Images appear in the records below; leave them out and repeat everything else exactly.

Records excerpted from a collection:
*****

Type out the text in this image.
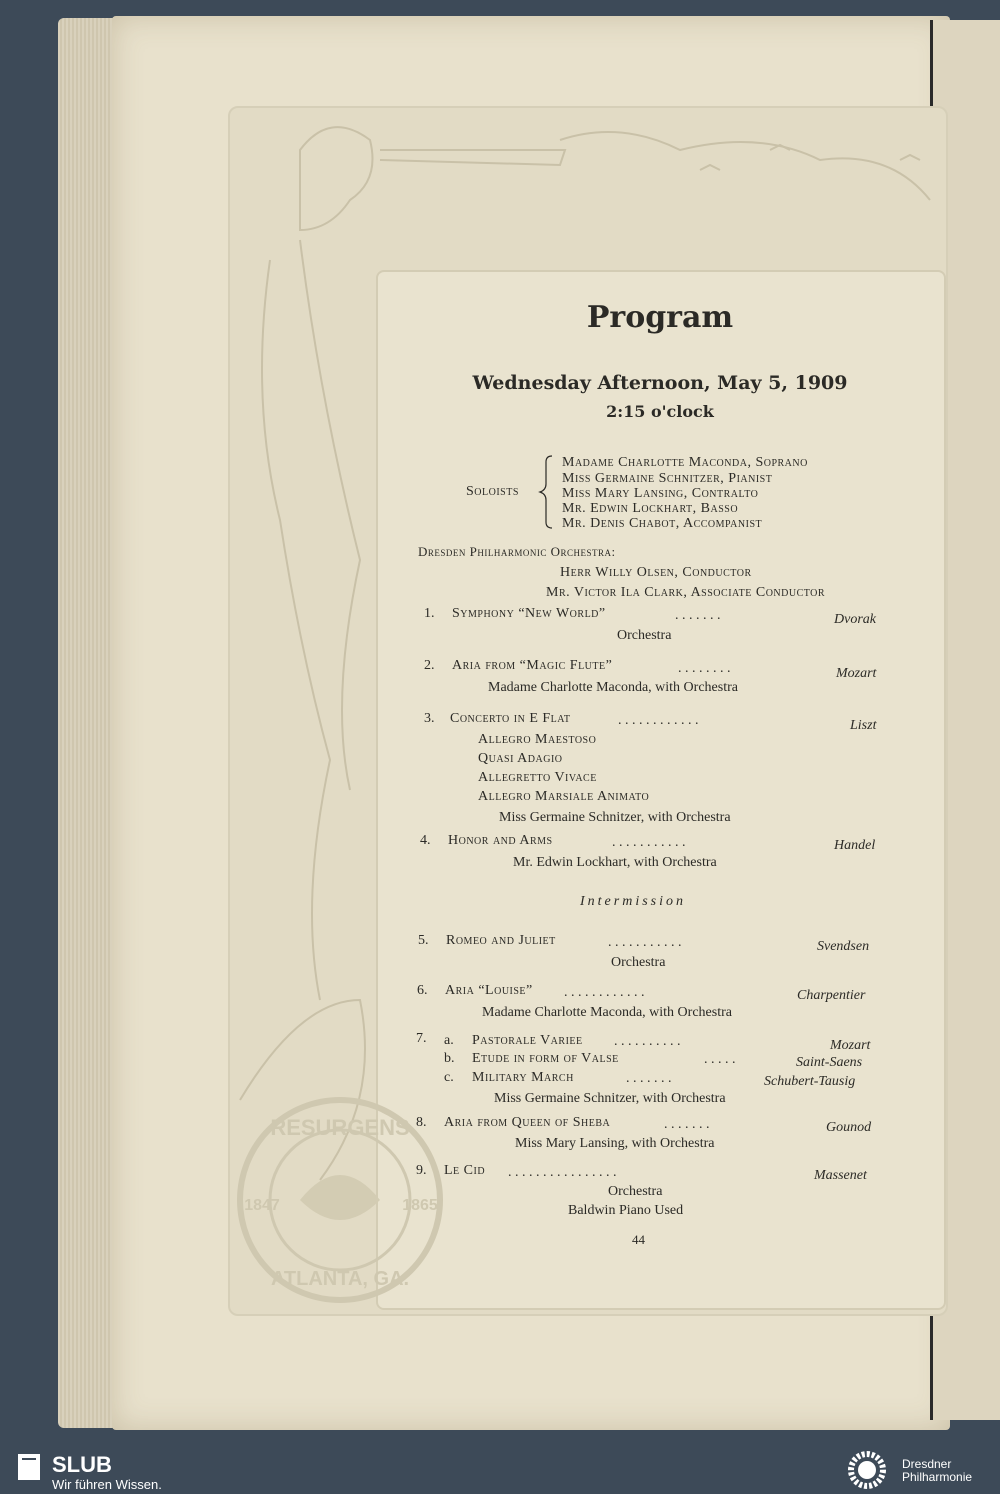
RESURGENS
ATLANTA, GA.
1847	1865
Program
Wednesday Afternoon, May 5, 1909
2:15 o'clock
Soloists
Madame Charlotte Maconda, Soprano
Miss Germaine Schnitzer, Pianist
Miss Mary Lansing, Contralto
Mr. Edwin Lockhart, Basso
Mr. Denis Chabot, Accompanist
Dresden Philharmonic Orchestra:
Herr Willy Olsen, Conductor
Mr. Victor Ila Clark, Associate Conductor
1. Symphony “New World”	. . . . . . .	Dvorak
Orchestra
2. Aria from “Magic Flute”	. . . . . . . .	Mozart
Madame Charlotte Maconda, with Orchestra
3. Concerto in E Flat	. . . . . . . . . . . .	Liszt
Allegro Maestoso
Quasi Adagio
Allegretto Vivace
Allegro Marsiale Animato
Miss Germaine Schnitzer, with Orchestra
4. Honor and Arms	. . . . . . . . . . .	Handel
Mr. Edwin Lockhart, with Orchestra
Intermission
5. Romeo and Juliet	. . . . . . . . . . .	Svendsen
Orchestra
6. Aria “Louise” . . . . . . . . . . . .	Charpentier
Madame Charlotte Maconda, with Orchestra
7. a. Pastorale Variee . . . . . . . . . .	Mozart
b. Etude in form of Valse	. . . . .	Saint-Saens
c. Military March	. . . . . . .	Schubert-Tausig
Miss Germaine Schnitzer, with Orchestra
8. Aria from Queen of Sheba	. . . . . . .	Gounod
Miss Mary Lansing, with Orchestra
9. Le Cid . . . . . . . . . . . . . . . .	Massenet
Orchestra
Baldwin Piano Used
44
SLUB
Wir führen Wissen.
Dresdner
Philharmonie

*****

OUTPUT BELOW:
Type out the text in this image.
RESURGENS
ATLANTA, GA.
1847	1865
Program
Wednesday Afternoon, May 5, 1909
2:15 o'clock
Soloists
Madame Charlotte Maconda, Soprano
Miss Germaine Schnitzer, Pianist
Miss Mary Lansing, Contralto
Mr. Edwin Lockhart, Basso
Mr. Denis Chabot, Accompanist
Dresden Philharmonic Orchestra:
Herr Willy Olsen, Conductor
Mr. Victor Ila Clark, Associate Conductor
1. Symphony “New World”	. . . . . . .	Dvorak
Orchestra
2. Aria from “Magic Flute”	. . . . . . . .	Mozart
Madame Charlotte Maconda, with Orchestra
3. Concerto in E Flat	. . . . . . . . . . . .	Liszt
Allegro Maestoso
Quasi Adagio
Allegretto Vivace
Allegro Marsiale Animato
Miss Germaine Schnitzer, with Orchestra
4. Honor and Arms	. . . . . . . . . . .	Handel
Mr. Edwin Lockhart, with Orchestra
Intermission
5. Romeo and Juliet	. . . . . . . . . . .	Svendsen
Orchestra
6. Aria “Louise” . . . . . . . . . . . .	Charpentier
Madame Charlotte Maconda, with Orchestra
7. a. Pastorale Variee . . . . . . . . . .	Mozart
b. Etude in form of Valse	. . . . .	Saint-Saens
c. Military March	. . . . . . .	Schubert-Tausig
Miss Germaine Schnitzer, with Orchestra
8. Aria from Queen of Sheba	. . . . . . .	Gounod
Miss Mary Lansing, with Orchestra
9. Le Cid . . . . . . . . . . . . . . . .	Massenet
Orchestra
Baldwin Piano Used
44
SLUB
Wir führen Wissen.
Dresdner
Philharmonie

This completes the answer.